BEGIN Given data

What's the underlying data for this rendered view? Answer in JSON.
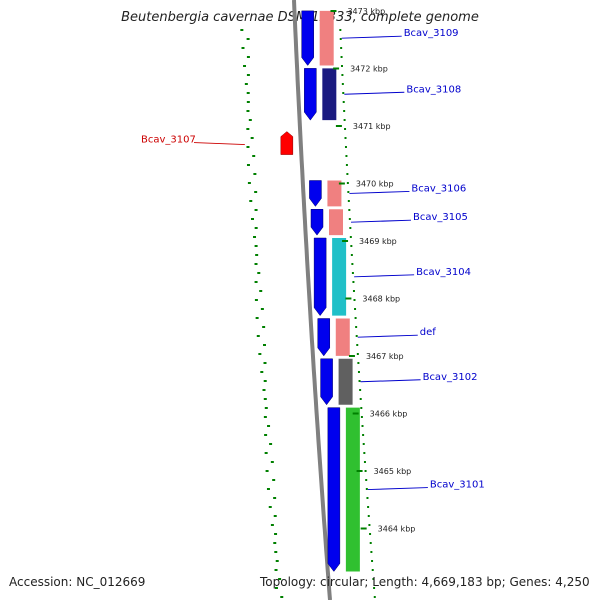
{
  "title": "Beutenbergia cavernae DSM 12333, complete genome",
  "footer": {
    "accession": "Accession: NC_012669",
    "topology": "Topology: circular; Length: 4,669,183 bp; Genes: 4,250"
  },
  "colors": {
    "forward_cds": "#0000ee",
    "reverse_cds": "#ff0000",
    "label_forward": "#0000cc",
    "label_reverse": "#cc0000",
    "backbone": "#808080",
    "gc_marks": "#008000"
  },
  "genes": [
    {
      "name": "Bcav_3109",
      "strand": "+",
      "start_kbp": 3472.0,
      "end_kbp": 3472.95,
      "cog_color": "#f08080"
    },
    {
      "name": "Bcav_3108",
      "strand": "+",
      "start_kbp": 3471.05,
      "end_kbp": 3471.95,
      "cog_color": "#1a1a80"
    },
    {
      "name": "Bcav_3107",
      "strand": "-",
      "start_kbp": 3470.5,
      "end_kbp": 3470.75,
      "cog_color": null
    },
    {
      "name": "Bcav_3106",
      "strand": "+",
      "start_kbp": 3470.0,
      "end_kbp": 3469.55,
      "cog_color": "#f08080"
    },
    {
      "name": "Bcav_3105",
      "strand": "+",
      "start_kbp": 3469.5,
      "end_kbp": 3469.05,
      "cog_color": "#f08080"
    },
    {
      "name": "Bcav_3104",
      "strand": "+",
      "start_kbp": 3469.0,
      "end_kbp": 3467.65,
      "cog_color": "#20c0c8"
    },
    {
      "name": "def",
      "strand": "+",
      "start_kbp": 3467.6,
      "end_kbp": 3466.95,
      "cog_color": "#f08080"
    },
    {
      "name": "Bcav_3102",
      "strand": "+",
      "start_kbp": 3466.9,
      "end_kbp": 3466.1,
      "cog_color": "#606060"
    },
    {
      "name": "Bcav_3101",
      "strand": "+",
      "start_kbp": 3466.05,
      "end_kbp": 3463.2,
      "cog_color": "#30c030"
    }
  ],
  "ticks": [
    "3473 kbp",
    "3472 kbp",
    "3471 kbp",
    "3470 kbp",
    "3469 kbp",
    "3468 kbp",
    "3467 kbp",
    "3466 kbp",
    "3465 kbp",
    "3464 kbp"
  ]
}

END Given data

# Description of the task:
Every line above must be printed again exactly, pictures excluded.

# Solved problem:
What's the underlying data for this rendered view? Answer in JSON.
{
  "title": "Beutenbergia cavernae DSM 12333, complete genome",
  "footer": {
    "accession": "Accession: NC_012669",
    "topology": "Topology: circular; Length: 4,669,183 bp; Genes: 4,250"
  },
  "colors": {
    "forward_cds": "#0000ee",
    "reverse_cds": "#ff0000",
    "label_forward": "#0000cc",
    "label_reverse": "#cc0000",
    "backbone": "#808080",
    "gc_marks": "#008000"
  },
  "genes": [
    {
      "name": "Bcav_3109",
      "strand": "+",
      "start_kbp": 3472.0,
      "end_kbp": 3472.95,
      "cog_color": "#f08080"
    },
    {
      "name": "Bcav_3108",
      "strand": "+",
      "start_kbp": 3471.05,
      "end_kbp": 3471.95,
      "cog_color": "#1a1a80"
    },
    {
      "name": "Bcav_3107",
      "strand": "-",
      "start_kbp": 3470.5,
      "end_kbp": 3470.75,
      "cog_color": null
    },
    {
      "name": "Bcav_3106",
      "strand": "+",
      "start_kbp": 3470.0,
      "end_kbp": 3469.55,
      "cog_color": "#f08080"
    },
    {
      "name": "Bcav_3105",
      "strand": "+",
      "start_kbp": 3469.5,
      "end_kbp": 3469.05,
      "cog_color": "#f08080"
    },
    {
      "name": "Bcav_3104",
      "strand": "+",
      "start_kbp": 3469.0,
      "end_kbp": 3467.65,
      "cog_color": "#20c0c8"
    },
    {
      "name": "def",
      "strand": "+",
      "start_kbp": 3467.6,
      "end_kbp": 3466.95,
      "cog_color": "#f08080"
    },
    {
      "name": "Bcav_3102",
      "strand": "+",
      "start_kbp": 3466.9,
      "end_kbp": 3466.1,
      "cog_color": "#606060"
    },
    {
      "name": "Bcav_3101",
      "strand": "+",
      "start_kbp": 3466.05,
      "end_kbp": 3463.2,
      "cog_color": "#30c030"
    }
  ],
  "ticks": [
    "3473 kbp",
    "3472 kbp",
    "3471 kbp",
    "3470 kbp",
    "3469 kbp",
    "3468 kbp",
    "3467 kbp",
    "3466 kbp",
    "3465 kbp",
    "3464 kbp"
  ]
}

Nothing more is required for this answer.